> [WRITTEN TASK]: Leaving out all images, write out the records that follow exactly.

> [SUPPLIED MATERIAL]:

* * *

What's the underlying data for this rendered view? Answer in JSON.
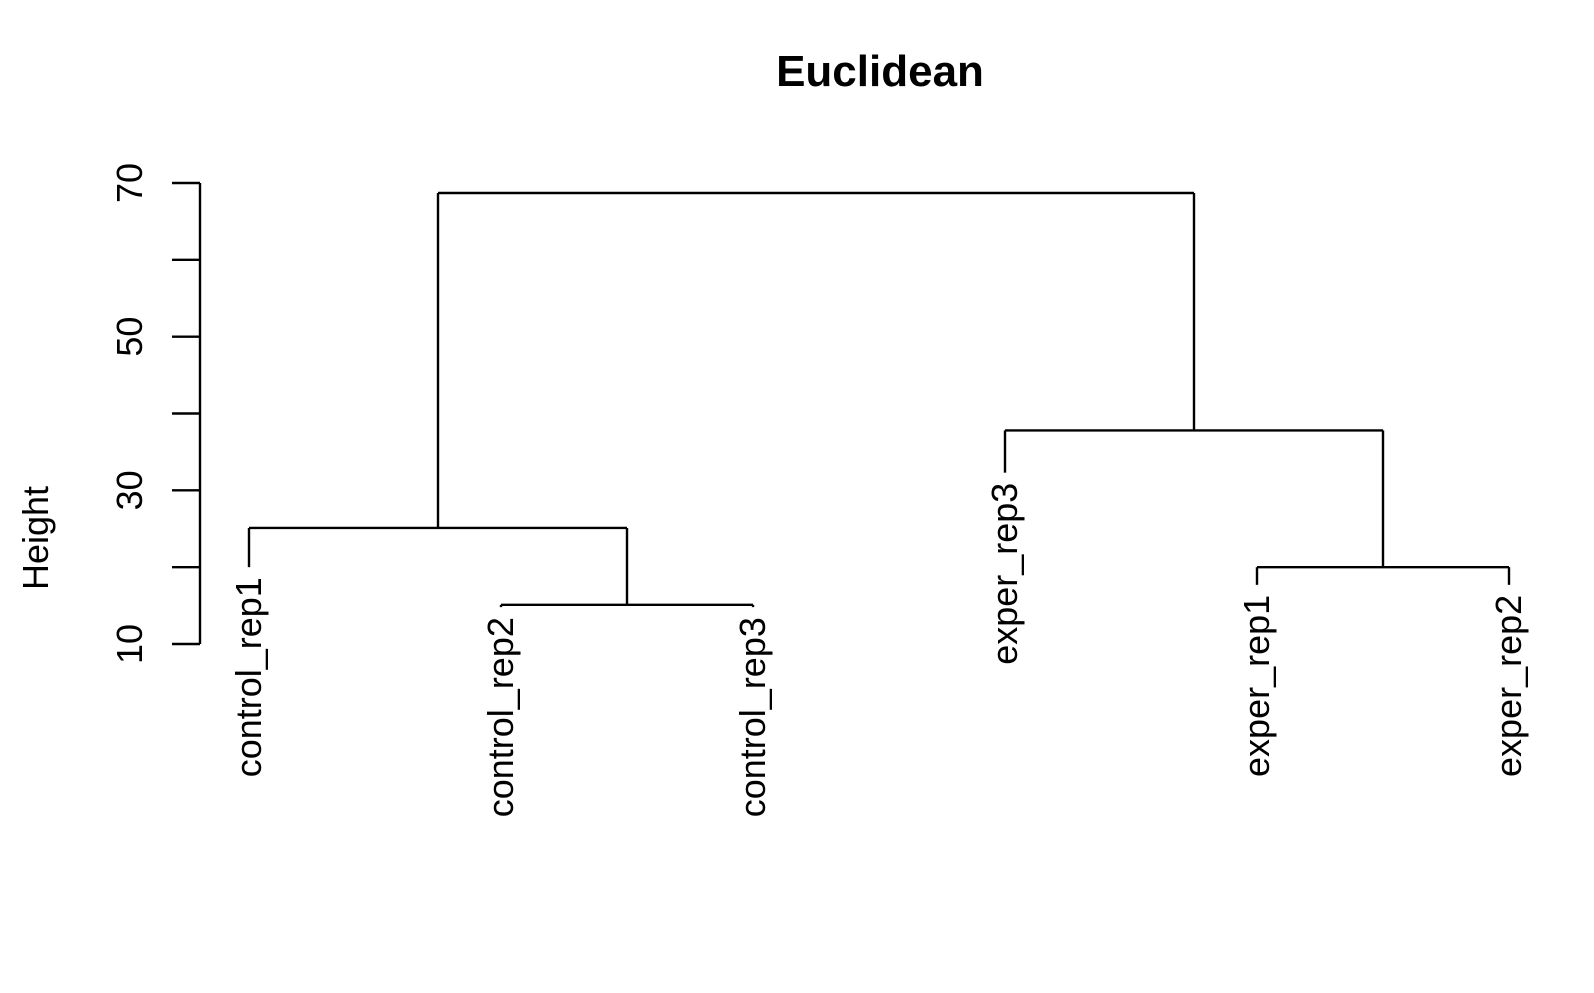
{
  "chart_data": {
    "type": "dendrogram",
    "title": "Euclidean",
    "xlabel": "",
    "ylabel": "Height",
    "ylim": [
      10,
      70
    ],
    "y_ticks": [
      10,
      20,
      30,
      40,
      50,
      60,
      70
    ],
    "y_tick_labels": [
      "10",
      "",
      "30",
      "",
      "50",
      "",
      "70"
    ],
    "grid": false,
    "leaves": [
      {
        "label": "control_rep1",
        "height": 20
      },
      {
        "label": "control_rep2",
        "height": 14.8
      },
      {
        "label": "control_rep3",
        "height": 14.8
      },
      {
        "label": "exper_rep3",
        "height": 32.3
      },
      {
        "label": "exper_rep1",
        "height": 17.7
      },
      {
        "label": "exper_rep2",
        "height": 17.7
      }
    ],
    "merges": [
      {
        "members": [
          "control_rep2",
          "control_rep3"
        ],
        "height": 15.1
      },
      {
        "members": [
          "exper_rep1",
          "exper_rep2"
        ],
        "height": 20.0
      },
      {
        "members": [
          "control_rep1",
          "control_rep2",
          "control_rep3"
        ],
        "height": 25.1
      },
      {
        "members": [
          "exper_rep3",
          "exper_rep1",
          "exper_rep2"
        ],
        "height": 37.8
      },
      {
        "members": [
          "control_rep1",
          "control_rep2",
          "control_rep3",
          "exper_rep3",
          "exper_rep1",
          "exper_rep2"
        ],
        "height": 68.7
      }
    ],
    "tree": {
      "height": 68.7,
      "children": [
        {
          "height": 25.1,
          "children": [
            {
              "leaf": 0
            },
            {
              "height": 15.1,
              "children": [
                {
                  "leaf": 1
                },
                {
                  "leaf": 2
                }
              ]
            }
          ]
        },
        {
          "height": 37.8,
          "children": [
            {
              "leaf": 3
            },
            {
              "height": 20.0,
              "children": [
                {
                  "leaf": 4
                },
                {
                  "leaf": 5
                }
              ]
            }
          ]
        }
      ]
    }
  }
}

* * *

> [TASK SOLUTION]:
What's the underlying data for this rendered view? Answer in JSON.
{
  "chart_data": {
    "type": "dendrogram",
    "title": "Euclidean",
    "xlabel": "",
    "ylabel": "Height",
    "ylim": [
      10,
      70
    ],
    "y_ticks": [
      10,
      20,
      30,
      40,
      50,
      60,
      70
    ],
    "y_tick_labels": [
      "10",
      "",
      "30",
      "",
      "50",
      "",
      "70"
    ],
    "grid": false,
    "leaves": [
      {
        "label": "control_rep1",
        "height": 20
      },
      {
        "label": "control_rep2",
        "height": 14.8
      },
      {
        "label": "control_rep3",
        "height": 14.8
      },
      {
        "label": "exper_rep3",
        "height": 32.3
      },
      {
        "label": "exper_rep1",
        "height": 17.7
      },
      {
        "label": "exper_rep2",
        "height": 17.7
      }
    ],
    "merges": [
      {
        "members": [
          "control_rep2",
          "control_rep3"
        ],
        "height": 15.1
      },
      {
        "members": [
          "exper_rep1",
          "exper_rep2"
        ],
        "height": 20.0
      },
      {
        "members": [
          "control_rep1",
          "control_rep2",
          "control_rep3"
        ],
        "height": 25.1
      },
      {
        "members": [
          "exper_rep3",
          "exper_rep1",
          "exper_rep2"
        ],
        "height": 37.8
      },
      {
        "members": [
          "control_rep1",
          "control_rep2",
          "control_rep3",
          "exper_rep3",
          "exper_rep1",
          "exper_rep2"
        ],
        "height": 68.7
      }
    ],
    "tree": {
      "height": 68.7,
      "children": [
        {
          "height": 25.1,
          "children": [
            {
              "leaf": 0
            },
            {
              "height": 15.1,
              "children": [
                {
                  "leaf": 1
                },
                {
                  "leaf": 2
                }
              ]
            }
          ]
        },
        {
          "height": 37.8,
          "children": [
            {
              "leaf": 3
            },
            {
              "height": 20.0,
              "children": [
                {
                  "leaf": 4
                },
                {
                  "leaf": 5
                }
              ]
            }
          ]
        }
      ]
    }
  }
}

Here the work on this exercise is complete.